**Data for the task:**
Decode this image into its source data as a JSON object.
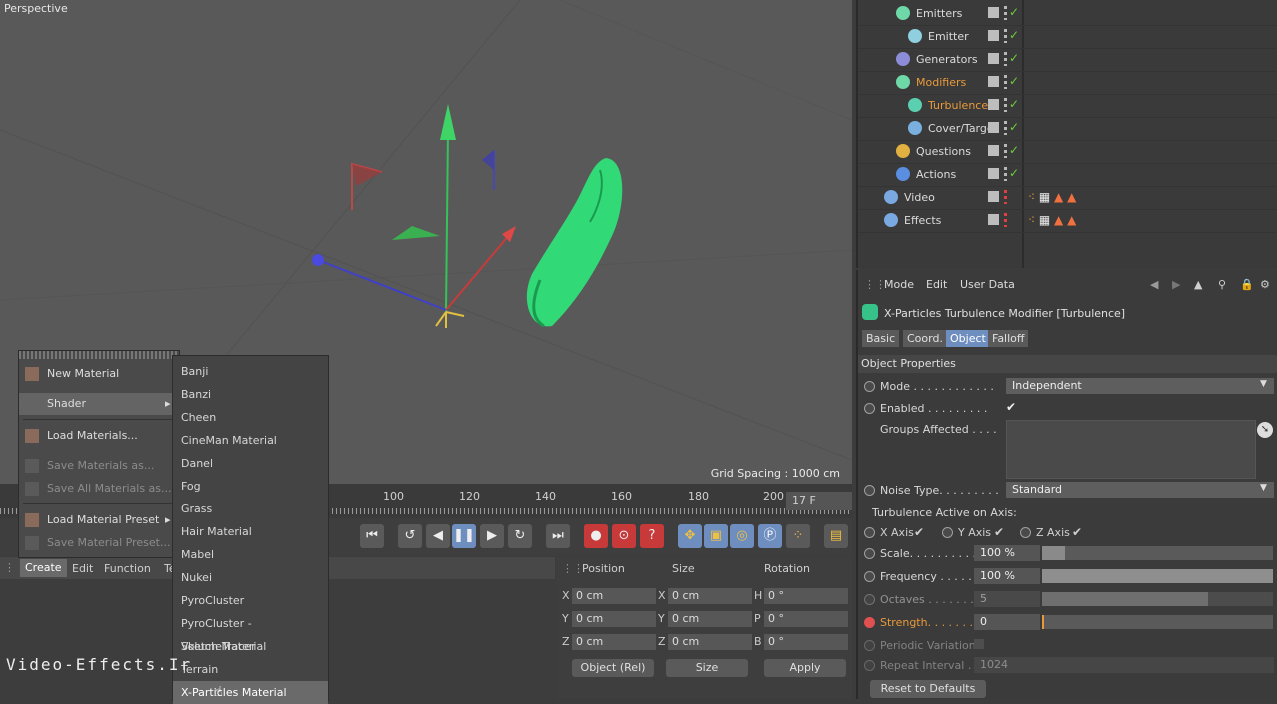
{
  "viewport": {
    "name": "Perspective",
    "grid_spacing": "Grid Spacing : 1000 cm"
  },
  "object_manager": {
    "items": [
      {
        "label": "Emitters",
        "indent": 1,
        "color": "#6fd8a8",
        "highlight": false
      },
      {
        "label": "Emitter",
        "indent": 2,
        "color": "#8fcfe0",
        "highlight": false
      },
      {
        "label": "Generators",
        "indent": 1,
        "color": "#8c8cd8",
        "highlight": false
      },
      {
        "label": "Modifiers",
        "indent": 1,
        "color": "#6fd8a8",
        "highlight": true
      },
      {
        "label": "Turbulence",
        "indent": 2,
        "color": "#5ad0b0",
        "highlight": true
      },
      {
        "label": "Cover/Target",
        "indent": 2,
        "color": "#7ab0e0",
        "highlight": false
      },
      {
        "label": "Questions",
        "indent": 1,
        "color": "#e0b040",
        "highlight": false
      },
      {
        "label": "Actions",
        "indent": 1,
        "color": "#5a8ee0",
        "highlight": false
      },
      {
        "label": "Video",
        "indent": 0,
        "color": "#7aa8e0",
        "highlight": false
      },
      {
        "label": "Effects",
        "indent": 0,
        "color": "#7aa8e0",
        "highlight": false
      }
    ]
  },
  "attribute_manager": {
    "menu": [
      "Mode",
      "Edit",
      "User Data"
    ],
    "title": "X-Particles Turbulence Modifier [Turbulence]",
    "tabs": [
      "Basic",
      "Coord.",
      "Object",
      "Falloff"
    ],
    "active_tab": "Object",
    "section": "Object Properties",
    "mode_label": "Mode . . . . . . . . . . . .",
    "mode_value": "Independent",
    "enabled_label": "Enabled . . . . . . . . .",
    "groups_label": "Groups Affected . . . .",
    "noise_label": "Noise Type. . . . . . . . .",
    "noise_value": "Standard",
    "axis_heading": "Turbulence Active on Axis:",
    "x_axis": "X Axis",
    "y_axis": "Y Axis",
    "z_axis": "Z Axis",
    "scale_label": "Scale. . . . . . . . . . . .",
    "scale_value": "100 %",
    "scale_pct": 10,
    "frequency_label": "Frequency . . . . . . . .",
    "frequency_value": "100 %",
    "frequency_pct": 100,
    "octaves_label": "Octaves . . . . . . . . .",
    "octaves_value": "5",
    "octaves_pct": 72,
    "strength_label": "Strength. . . . . . . . .",
    "strength_value": "0",
    "strength_pct": 0,
    "periodic_label": "Periodic Variation",
    "repeat_label": "Repeat Interval . .",
    "repeat_value": "1024",
    "reset_button": "Reset to Defaults"
  },
  "timeline": {
    "ticks": [
      "100",
      "120",
      "140",
      "160",
      "180",
      "200"
    ],
    "frame": "17 F"
  },
  "material_manager": {
    "menu": [
      "Create",
      "Edit",
      "Function",
      "Te"
    ]
  },
  "coordinates": {
    "headers": [
      "Position",
      "Size",
      "Rotation"
    ],
    "rows": [
      {
        "axis": "X",
        "pos": "0 cm",
        "size_axis": "X",
        "size": "0 cm",
        "rot_axis": "H",
        "rot": "0 °"
      },
      {
        "axis": "Y",
        "pos": "0 cm",
        "size_axis": "Y",
        "size": "0 cm",
        "rot_axis": "P",
        "rot": "0 °"
      },
      {
        "axis": "Z",
        "pos": "0 cm",
        "size_axis": "Z",
        "size": "0 cm",
        "rot_axis": "B",
        "rot": "0 °"
      }
    ],
    "mode_select": "Object (Rel)",
    "size_select": "Size",
    "apply": "Apply"
  },
  "create_menu": {
    "items": [
      {
        "label": "New Material",
        "state": "normal"
      },
      {
        "label": "Shader",
        "state": "hl"
      },
      {
        "label": "Load Materials...",
        "state": "normal"
      },
      {
        "label": "Save Materials as...",
        "state": "dis"
      },
      {
        "label": "Save All Materials as...",
        "state": "dis"
      },
      {
        "label": "Load Material Preset",
        "state": "normal"
      },
      {
        "label": "Save Material Preset...",
        "state": "dis"
      }
    ]
  },
  "shader_menu": {
    "items": [
      "Banji",
      "Banzi",
      "Cheen",
      "CineMan Material",
      "Danel",
      "Fog",
      "Grass",
      "Hair Material",
      "Mabel",
      "Nukei",
      "PyroCluster",
      "PyroCluster - VolumeTracer",
      "Sketch Material",
      "Terrain",
      "X-Particles Material"
    ],
    "highlighted": "X-Particles Material"
  },
  "watermark": "Video-Effects.Ir",
  "colors": {
    "accent": "#6e8ec0",
    "particles": "#2ee87a",
    "highlight_text": "#e89a3a"
  }
}
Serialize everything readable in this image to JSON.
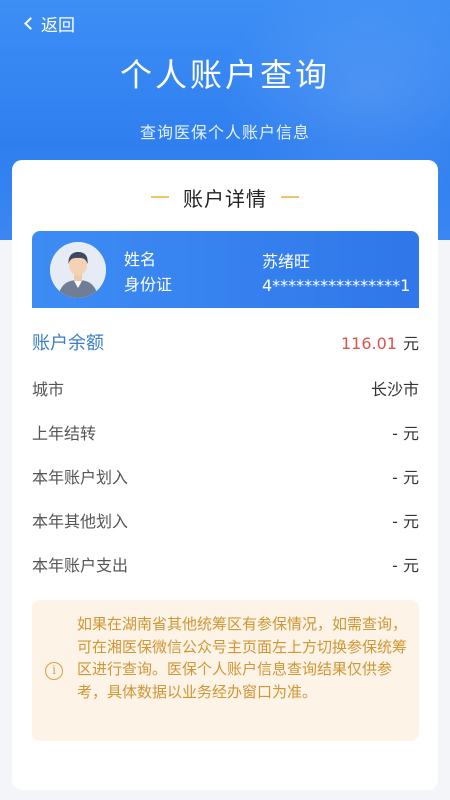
{
  "nav": {
    "back_label": "返回"
  },
  "header": {
    "title": "个人账户查询",
    "subtitle": "查询医保个人账户信息"
  },
  "card": {
    "heading": "账户详情"
  },
  "user": {
    "name_label": "姓名",
    "id_label": "身份证",
    "name_value": "苏绪旺",
    "id_value": "4****************1"
  },
  "balance": {
    "label": "账户余额",
    "amount": "116.01",
    "unit": "元"
  },
  "rows": [
    {
      "label": "城市",
      "value": "长沙市"
    },
    {
      "label": "上年结转",
      "value": "- 元"
    },
    {
      "label": "本年账户划入",
      "value": "- 元"
    },
    {
      "label": "本年其他划入",
      "value": "- 元"
    },
    {
      "label": "本年账户支出",
      "value": "- 元"
    }
  ],
  "notice": {
    "text": "如果在湖南省其他统筹区有参保情况，如需查询，可在湘医保微信公众号主页面左上方切换参保统筹区进行查询。医保个人账户信息查询结果仅供参考，具体数据以业务经办窗口为准。"
  },
  "colors": {
    "primary": "#2f7ff0",
    "amount": "#d9534f",
    "notice_text": "#d09634",
    "notice_bg": "#fdf3e6"
  }
}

**Given exercise:** Print all of the entries word for word. Skip any images they contain.

**Answer below:**
Decode this image into its source data as a JSON object.
{
  "viewport": {
    "name": "Perspective",
    "grid_spacing": "Grid Spacing : 1000 cm"
  },
  "object_manager": {
    "items": [
      {
        "label": "Emitters",
        "indent": 1,
        "color": "#6fd8a8",
        "highlight": false
      },
      {
        "label": "Emitter",
        "indent": 2,
        "color": "#8fcfe0",
        "highlight": false
      },
      {
        "label": "Generators",
        "indent": 1,
        "color": "#8c8cd8",
        "highlight": false
      },
      {
        "label": "Modifiers",
        "indent": 1,
        "color": "#6fd8a8",
        "highlight": true
      },
      {
        "label": "Turbulence",
        "indent": 2,
        "color": "#5ad0b0",
        "highlight": true
      },
      {
        "label": "Cover/Target",
        "indent": 2,
        "color": "#7ab0e0",
        "highlight": false
      },
      {
        "label": "Questions",
        "indent": 1,
        "color": "#e0b040",
        "highlight": false
      },
      {
        "label": "Actions",
        "indent": 1,
        "color": "#5a8ee0",
        "highlight": false
      },
      {
        "label": "Video",
        "indent": 0,
        "color": "#7aa8e0",
        "highlight": false
      },
      {
        "label": "Effects",
        "indent": 0,
        "color": "#7aa8e0",
        "highlight": false
      }
    ]
  },
  "attribute_manager": {
    "menu": [
      "Mode",
      "Edit",
      "User Data"
    ],
    "title": "X-Particles Turbulence Modifier [Turbulence]",
    "tabs": [
      "Basic",
      "Coord.",
      "Object",
      "Falloff"
    ],
    "active_tab": "Object",
    "section": "Object Properties",
    "mode_label": "Mode . . . . . . . . . . . .",
    "mode_value": "Independent",
    "enabled_label": "Enabled . . . . . . . . .",
    "groups_label": "Groups Affected . . . .",
    "noise_label": "Noise Type. . . . . . . . .",
    "noise_value": "Standard",
    "axis_heading": "Turbulence Active on Axis:",
    "x_axis": "X Axis",
    "y_axis": "Y Axis",
    "z_axis": "Z Axis",
    "scale_label": "Scale. . . . . . . . . . . .",
    "scale_value": "100 %",
    "scale_pct": 10,
    "frequency_label": "Frequency . . . . . . . .",
    "frequency_value": "100 %",
    "frequency_pct": 100,
    "octaves_label": "Octaves . . . . . . . . .",
    "octaves_value": "5",
    "octaves_pct": 72,
    "strength_label": "Strength. . . . . . . . .",
    "strength_value": "0",
    "strength_pct": 0,
    "periodic_label": "Periodic Variation",
    "repeat_label": "Repeat Interval . .",
    "repeat_value": "1024",
    "reset_button": "Reset to Defaults"
  },
  "timeline": {
    "ticks": [
      "100",
      "120",
      "140",
      "160",
      "180",
      "200"
    ],
    "frame": "17 F"
  },
  "material_manager": {
    "menu": [
      "Create",
      "Edit",
      "Function",
      "Te"
    ]
  },
  "coordinates": {
    "headers": [
      "Position",
      "Size",
      "Rotation"
    ],
    "rows": [
      {
        "axis": "X",
        "pos": "0 cm",
        "size_axis": "X",
        "size": "0 cm",
        "rot_axis": "H",
        "rot": "0 °"
      },
      {
        "axis": "Y",
        "pos": "0 cm",
        "size_axis": "Y",
        "size": "0 cm",
        "rot_axis": "P",
        "rot": "0 °"
      },
      {
        "axis": "Z",
        "pos": "0 cm",
        "size_axis": "Z",
        "size": "0 cm",
        "rot_axis": "B",
        "rot": "0 °"
      }
    ],
    "mode_select": "Object (Rel)",
    "size_select": "Size",
    "apply": "Apply"
  },
  "create_menu": {
    "items": [
      {
        "label": "New Material",
        "state": "normal"
      },
      {
        "label": "Shader",
        "state": "hl"
      },
      {
        "label": "Load Materials...",
        "state": "normal"
      },
      {
        "label": "Save Materials as...",
        "state": "dis"
      },
      {
        "label": "Save All Materials as...",
        "state": "dis"
      },
      {
        "label": "Load Material Preset",
        "state": "normal"
      },
      {
        "label": "Save Material Preset...",
        "state": "dis"
      }
    ]
  },
  "shader_menu": {
    "items": [
      "Banji",
      "Banzi",
      "Cheen",
      "CineMan Material",
      "Danel",
      "Fog",
      "Grass",
      "Hair Material",
      "Mabel",
      "Nukei",
      "PyroCluster",
      "PyroCluster - VolumeTracer",
      "Sketch Material",
      "Terrain",
      "X-Particles Material"
    ],
    "highlighted": "X-Particles Material"
  },
  "watermark": "Video-Effects.Ir",
  "colors": {
    "accent": "#6e8ec0",
    "particles": "#2ee87a",
    "highlight_text": "#e89a3a"
  }
}
Serialize everything readable in this image to JSON.
{
  "nav": {
    "back_label": "返回"
  },
  "header": {
    "title": "个人账户查询",
    "subtitle": "查询医保个人账户信息"
  },
  "card": {
    "heading": "账户详情"
  },
  "user": {
    "name_label": "姓名",
    "id_label": "身份证",
    "name_value": "苏绪旺",
    "id_value": "4****************1"
  },
  "balance": {
    "label": "账户余额",
    "amount": "116.01",
    "unit": "元"
  },
  "rows": [
    {
      "label": "城市",
      "value": "长沙市"
    },
    {
      "label": "上年结转",
      "value": "- 元"
    },
    {
      "label": "本年账户划入",
      "value": "- 元"
    },
    {
      "label": "本年其他划入",
      "value": "- 元"
    },
    {
      "label": "本年账户支出",
      "value": "- 元"
    }
  ],
  "notice": {
    "text": "如果在湖南省其他统筹区有参保情况，如需查询，可在湘医保微信公众号主页面左上方切换参保统筹区进行查询。医保个人账户信息查询结果仅供参考，具体数据以业务经办窗口为准。"
  },
  "colors": {
    "primary": "#2f7ff0",
    "amount": "#d9534f",
    "notice_text": "#d09634",
    "notice_bg": "#fdf3e6"
  }
}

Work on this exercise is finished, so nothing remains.